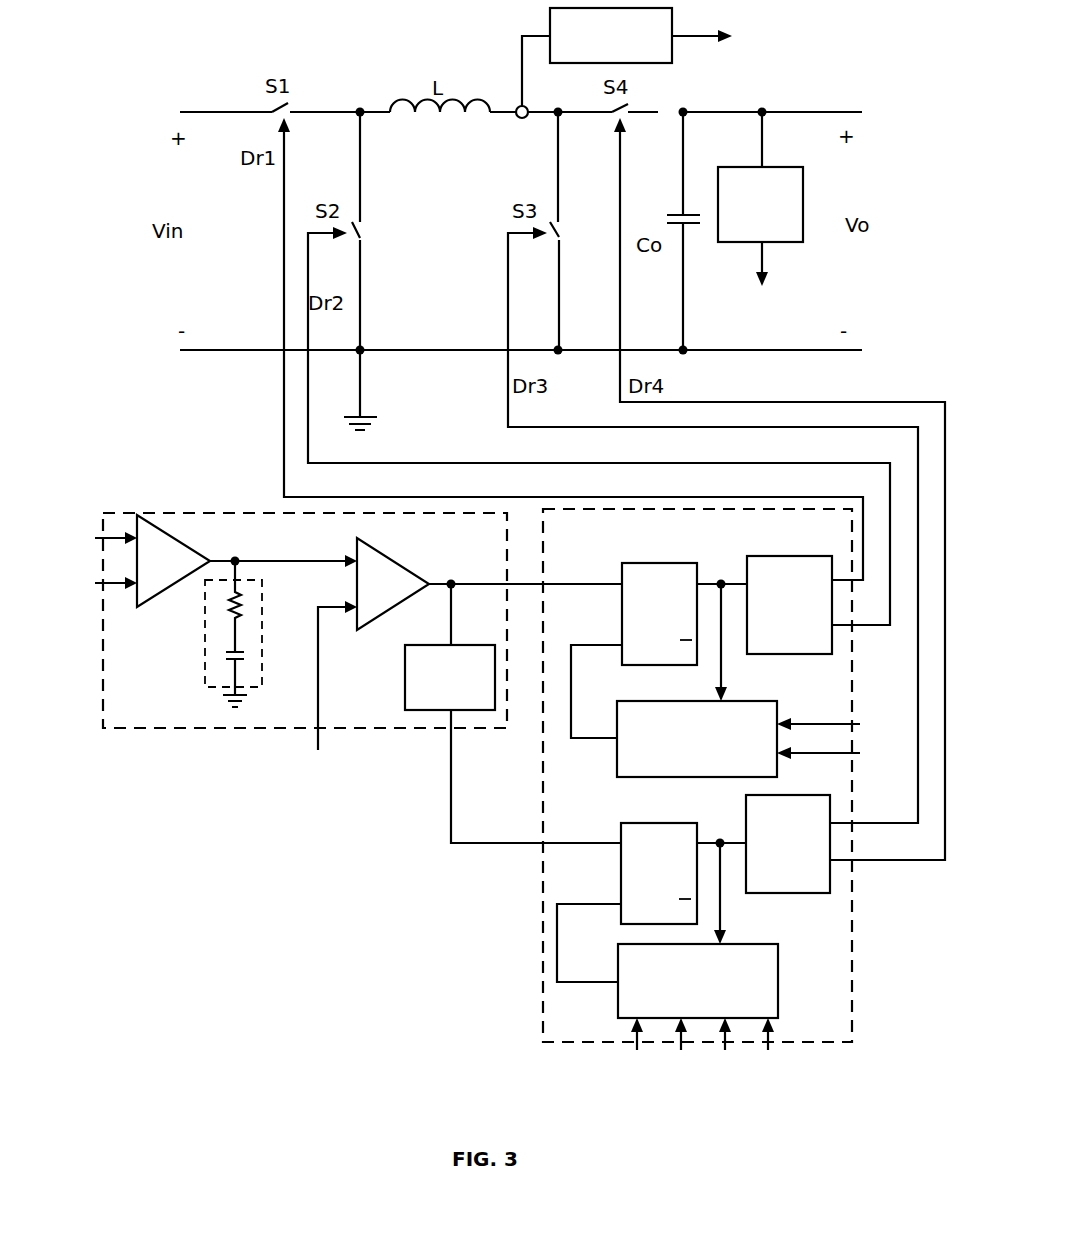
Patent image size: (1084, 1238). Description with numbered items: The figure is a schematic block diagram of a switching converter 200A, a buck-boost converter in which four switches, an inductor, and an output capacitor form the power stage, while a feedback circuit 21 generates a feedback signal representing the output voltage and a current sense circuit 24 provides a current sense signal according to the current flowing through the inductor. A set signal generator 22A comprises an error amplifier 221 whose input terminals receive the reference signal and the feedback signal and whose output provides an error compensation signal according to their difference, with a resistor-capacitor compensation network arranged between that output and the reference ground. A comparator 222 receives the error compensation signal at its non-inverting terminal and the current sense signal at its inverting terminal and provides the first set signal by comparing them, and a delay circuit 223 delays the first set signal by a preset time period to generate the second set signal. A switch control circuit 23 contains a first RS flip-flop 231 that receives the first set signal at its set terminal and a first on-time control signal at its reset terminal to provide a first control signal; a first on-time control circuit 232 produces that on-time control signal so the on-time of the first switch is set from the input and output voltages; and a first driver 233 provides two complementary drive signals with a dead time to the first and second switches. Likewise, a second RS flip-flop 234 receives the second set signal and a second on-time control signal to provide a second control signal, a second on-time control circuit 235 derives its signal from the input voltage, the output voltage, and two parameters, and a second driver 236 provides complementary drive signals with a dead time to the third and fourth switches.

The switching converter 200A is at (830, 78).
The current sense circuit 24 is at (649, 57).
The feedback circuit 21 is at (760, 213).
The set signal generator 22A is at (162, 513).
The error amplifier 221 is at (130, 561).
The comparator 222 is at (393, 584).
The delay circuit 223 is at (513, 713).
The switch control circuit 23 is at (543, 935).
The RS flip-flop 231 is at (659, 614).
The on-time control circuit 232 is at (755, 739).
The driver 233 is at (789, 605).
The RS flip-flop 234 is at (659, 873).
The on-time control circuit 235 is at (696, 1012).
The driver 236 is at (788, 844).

▸ **TASK TO CARRY OUT**
Could you repeat all of the records above, swapping "inductor" for "coil" and changing nothing else, and leave out the pictures?

▸ **WRITTEN RESPONSE**
Patent image size: (1084, 1238). Description with numbered items: The figure is a schematic block diagram of a switching converter 200A, a buck-boost converter in which four switches, an coil, and an output capacitor form the power stage, while a feedback circuit 21 generates a feedback signal representing the output voltage and a current sense circuit 24 provides a current sense signal according to the current flowing through the coil. A set signal generator 22A comprises an error amplifier 221 whose input terminals receive the reference signal and the feedback signal and whose output provides an error compensation signal according to their difference, with a resistor-capacitor compensation network arranged between that output and the reference ground. A comparator 222 receives the error compensation signal at its non-inverting terminal and the current sense signal at its inverting terminal and provides the first set signal by comparing them, and a delay circuit 223 delays the first set signal by a preset time period to generate the second set signal. A switch control circuit 23 contains a first RS flip-flop 231 that receives the first set signal at its set terminal and a first on-time control signal at its reset terminal to provide a first control signal; a first on-time control circuit 232 produces that on-time control signal so the on-time of the first switch is set from the input and output voltages; and a first driver 233 provides two complementary drive signals with a dead time to the first and second switches. Likewise, a second RS flip-flop 234 receives the second set signal and a second on-time control signal to provide a second control signal, a second on-time control circuit 235 derives its signal from the input voltage, the output voltage, and two parameters, and a second driver 236 provides complementary drive signals with a dead time to the third and fourth switches.

The switching converter 200A is at (830, 78).
The current sense circuit 24 is at (649, 57).
The feedback circuit 21 is at (760, 213).
The set signal generator 22A is at (162, 513).
The error amplifier 221 is at (130, 561).
The comparator 222 is at (393, 584).
The delay circuit 223 is at (513, 713).
The switch control circuit 23 is at (543, 935).
The RS flip-flop 231 is at (659, 614).
The on-time control circuit 232 is at (755, 739).
The driver 233 is at (789, 605).
The RS flip-flop 234 is at (659, 873).
The on-time control circuit 235 is at (696, 1012).
The driver 236 is at (788, 844).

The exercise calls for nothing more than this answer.